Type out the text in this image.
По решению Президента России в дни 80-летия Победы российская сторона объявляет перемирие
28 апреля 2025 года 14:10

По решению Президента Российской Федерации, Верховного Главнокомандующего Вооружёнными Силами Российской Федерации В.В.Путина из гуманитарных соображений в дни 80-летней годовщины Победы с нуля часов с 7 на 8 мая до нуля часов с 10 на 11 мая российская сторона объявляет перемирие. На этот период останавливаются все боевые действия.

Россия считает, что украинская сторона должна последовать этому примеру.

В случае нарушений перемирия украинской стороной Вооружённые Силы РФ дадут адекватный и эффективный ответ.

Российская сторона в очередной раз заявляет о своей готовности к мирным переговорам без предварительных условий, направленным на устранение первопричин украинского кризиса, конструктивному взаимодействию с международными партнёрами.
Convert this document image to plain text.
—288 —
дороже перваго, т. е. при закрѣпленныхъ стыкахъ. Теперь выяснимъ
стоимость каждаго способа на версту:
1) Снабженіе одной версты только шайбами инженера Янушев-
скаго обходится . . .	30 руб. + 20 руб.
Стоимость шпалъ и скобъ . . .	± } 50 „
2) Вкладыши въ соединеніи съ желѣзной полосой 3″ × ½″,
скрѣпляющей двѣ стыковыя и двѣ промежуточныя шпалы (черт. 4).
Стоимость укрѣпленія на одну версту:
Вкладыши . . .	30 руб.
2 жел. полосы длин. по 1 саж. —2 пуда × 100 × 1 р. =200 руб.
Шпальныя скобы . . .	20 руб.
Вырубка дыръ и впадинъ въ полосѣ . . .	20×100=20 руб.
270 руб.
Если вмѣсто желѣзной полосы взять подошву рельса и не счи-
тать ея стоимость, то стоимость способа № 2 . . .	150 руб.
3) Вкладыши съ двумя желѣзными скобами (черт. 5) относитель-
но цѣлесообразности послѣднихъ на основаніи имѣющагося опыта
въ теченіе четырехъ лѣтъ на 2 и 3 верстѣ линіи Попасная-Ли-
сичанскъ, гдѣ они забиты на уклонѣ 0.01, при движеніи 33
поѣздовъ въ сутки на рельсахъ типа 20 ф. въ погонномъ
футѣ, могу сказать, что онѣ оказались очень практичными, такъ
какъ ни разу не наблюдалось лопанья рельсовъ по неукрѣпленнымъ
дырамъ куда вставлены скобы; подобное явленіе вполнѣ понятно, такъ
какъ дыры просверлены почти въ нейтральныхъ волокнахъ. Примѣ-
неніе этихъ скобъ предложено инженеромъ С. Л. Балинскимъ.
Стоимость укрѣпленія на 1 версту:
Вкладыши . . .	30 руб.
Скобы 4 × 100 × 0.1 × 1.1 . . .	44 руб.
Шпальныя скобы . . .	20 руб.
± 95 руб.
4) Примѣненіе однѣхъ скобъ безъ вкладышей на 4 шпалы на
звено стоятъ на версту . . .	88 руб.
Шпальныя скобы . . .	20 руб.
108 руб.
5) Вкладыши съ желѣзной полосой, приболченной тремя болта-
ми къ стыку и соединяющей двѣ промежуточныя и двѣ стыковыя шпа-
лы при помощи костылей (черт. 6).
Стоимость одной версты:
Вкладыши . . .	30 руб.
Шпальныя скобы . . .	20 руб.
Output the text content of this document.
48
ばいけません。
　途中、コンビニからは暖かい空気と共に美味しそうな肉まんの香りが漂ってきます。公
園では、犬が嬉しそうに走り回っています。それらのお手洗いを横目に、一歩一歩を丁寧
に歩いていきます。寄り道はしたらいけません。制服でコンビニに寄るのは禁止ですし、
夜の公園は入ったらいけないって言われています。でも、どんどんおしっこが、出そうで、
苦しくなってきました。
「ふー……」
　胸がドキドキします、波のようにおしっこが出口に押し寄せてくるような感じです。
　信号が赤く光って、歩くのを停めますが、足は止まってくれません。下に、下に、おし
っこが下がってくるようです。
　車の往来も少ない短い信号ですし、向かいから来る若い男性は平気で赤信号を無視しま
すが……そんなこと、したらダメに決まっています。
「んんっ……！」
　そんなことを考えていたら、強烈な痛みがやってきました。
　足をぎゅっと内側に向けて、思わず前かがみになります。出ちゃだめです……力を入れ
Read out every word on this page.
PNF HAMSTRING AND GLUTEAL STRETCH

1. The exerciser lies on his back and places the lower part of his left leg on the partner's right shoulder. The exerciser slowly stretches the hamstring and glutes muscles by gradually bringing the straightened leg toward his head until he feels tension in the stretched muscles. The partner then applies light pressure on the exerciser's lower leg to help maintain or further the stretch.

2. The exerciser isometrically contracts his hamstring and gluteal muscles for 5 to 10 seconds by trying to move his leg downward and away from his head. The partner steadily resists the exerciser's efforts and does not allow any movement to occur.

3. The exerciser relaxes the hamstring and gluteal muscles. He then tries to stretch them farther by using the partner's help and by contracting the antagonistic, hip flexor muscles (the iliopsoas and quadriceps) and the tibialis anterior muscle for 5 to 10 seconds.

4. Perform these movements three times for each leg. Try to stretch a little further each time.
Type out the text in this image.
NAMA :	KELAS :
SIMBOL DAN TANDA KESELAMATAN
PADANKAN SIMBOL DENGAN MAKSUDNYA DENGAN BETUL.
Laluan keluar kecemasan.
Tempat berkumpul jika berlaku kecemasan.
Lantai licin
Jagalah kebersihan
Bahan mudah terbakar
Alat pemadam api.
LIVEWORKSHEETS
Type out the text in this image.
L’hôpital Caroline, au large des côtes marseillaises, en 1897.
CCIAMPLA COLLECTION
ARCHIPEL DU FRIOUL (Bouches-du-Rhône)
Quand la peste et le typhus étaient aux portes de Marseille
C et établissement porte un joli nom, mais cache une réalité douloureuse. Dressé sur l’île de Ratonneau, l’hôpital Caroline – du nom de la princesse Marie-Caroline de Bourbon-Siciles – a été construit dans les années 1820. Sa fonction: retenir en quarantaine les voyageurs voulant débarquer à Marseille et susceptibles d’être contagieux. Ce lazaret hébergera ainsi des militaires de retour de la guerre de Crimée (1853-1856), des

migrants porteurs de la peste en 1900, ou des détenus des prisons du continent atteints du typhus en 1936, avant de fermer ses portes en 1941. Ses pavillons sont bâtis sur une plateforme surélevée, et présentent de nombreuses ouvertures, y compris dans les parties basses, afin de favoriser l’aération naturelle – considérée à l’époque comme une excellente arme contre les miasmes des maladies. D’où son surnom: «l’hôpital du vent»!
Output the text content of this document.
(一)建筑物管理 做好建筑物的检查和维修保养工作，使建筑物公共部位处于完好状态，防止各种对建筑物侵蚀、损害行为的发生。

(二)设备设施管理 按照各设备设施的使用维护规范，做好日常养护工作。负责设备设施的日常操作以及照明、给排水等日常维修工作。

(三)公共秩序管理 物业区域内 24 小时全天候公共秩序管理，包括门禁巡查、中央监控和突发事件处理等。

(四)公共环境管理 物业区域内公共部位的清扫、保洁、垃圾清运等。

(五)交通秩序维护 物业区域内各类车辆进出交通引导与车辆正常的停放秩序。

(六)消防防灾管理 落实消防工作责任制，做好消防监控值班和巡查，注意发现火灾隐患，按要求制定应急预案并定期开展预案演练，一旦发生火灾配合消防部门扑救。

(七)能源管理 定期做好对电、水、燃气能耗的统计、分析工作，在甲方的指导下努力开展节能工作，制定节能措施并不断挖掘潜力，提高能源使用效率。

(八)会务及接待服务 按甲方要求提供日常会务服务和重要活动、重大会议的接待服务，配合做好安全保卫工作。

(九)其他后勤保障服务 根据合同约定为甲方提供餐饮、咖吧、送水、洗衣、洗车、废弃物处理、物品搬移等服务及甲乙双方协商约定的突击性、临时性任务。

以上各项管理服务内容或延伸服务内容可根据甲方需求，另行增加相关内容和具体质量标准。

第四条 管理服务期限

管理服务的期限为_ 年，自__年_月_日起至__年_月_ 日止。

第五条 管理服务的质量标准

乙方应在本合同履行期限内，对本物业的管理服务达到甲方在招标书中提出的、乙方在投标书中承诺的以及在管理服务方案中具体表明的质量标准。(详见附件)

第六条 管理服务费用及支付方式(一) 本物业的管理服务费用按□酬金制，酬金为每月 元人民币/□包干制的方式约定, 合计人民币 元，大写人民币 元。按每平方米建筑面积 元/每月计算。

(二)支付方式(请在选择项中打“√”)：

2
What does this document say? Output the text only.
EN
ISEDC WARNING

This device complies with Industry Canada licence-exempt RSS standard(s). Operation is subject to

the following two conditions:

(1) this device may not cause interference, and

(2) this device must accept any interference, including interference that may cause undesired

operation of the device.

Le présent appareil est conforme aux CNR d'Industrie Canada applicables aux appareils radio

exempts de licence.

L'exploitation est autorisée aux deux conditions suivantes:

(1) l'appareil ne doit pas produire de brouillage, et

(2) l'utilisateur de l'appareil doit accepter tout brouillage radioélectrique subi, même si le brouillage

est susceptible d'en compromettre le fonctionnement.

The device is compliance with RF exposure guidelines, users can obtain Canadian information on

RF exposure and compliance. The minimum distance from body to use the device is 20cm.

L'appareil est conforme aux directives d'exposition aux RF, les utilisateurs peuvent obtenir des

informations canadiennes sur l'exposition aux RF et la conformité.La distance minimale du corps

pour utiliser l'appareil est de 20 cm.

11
◆ ◆ ◆
- [Given request]: Give back exactly the lines running from the line containing "What does this" through the end of the material above, both included, and nothing beyond them.

- [Result of the task]:
What does this document say? Output the text only.
EN
ISEDC WARNING

This device complies with Industry Canada licence-exempt RSS standard(s). Operation is subject to

the following two conditions:

(1) this device may not cause interference, and

(2) this device must accept any interference, including interference that may cause undesired

operation of the device.

Le présent appareil est conforme aux CNR d'Industrie Canada applicables aux appareils radio

exempts de licence.

L'exploitation est autorisée aux deux conditions suivantes:

(1) l'appareil ne doit pas produire de brouillage, et

(2) l'utilisateur de l'appareil doit accepter tout brouillage radioélectrique subi, même si le brouillage

est susceptible d'en compromettre le fonctionnement.

The device is compliance with RF exposure guidelines, users can obtain Canadian information on

RF exposure and compliance. The minimum distance from body to use the device is 20cm.

L'appareil est conforme aux directives d'exposition aux RF, les utilisateurs peuvent obtenir des

informations canadiennes sur l'exposition aux RF et la conformité.La distance minimale du corps

pour utiliser l'appareil est de 20 cm.

11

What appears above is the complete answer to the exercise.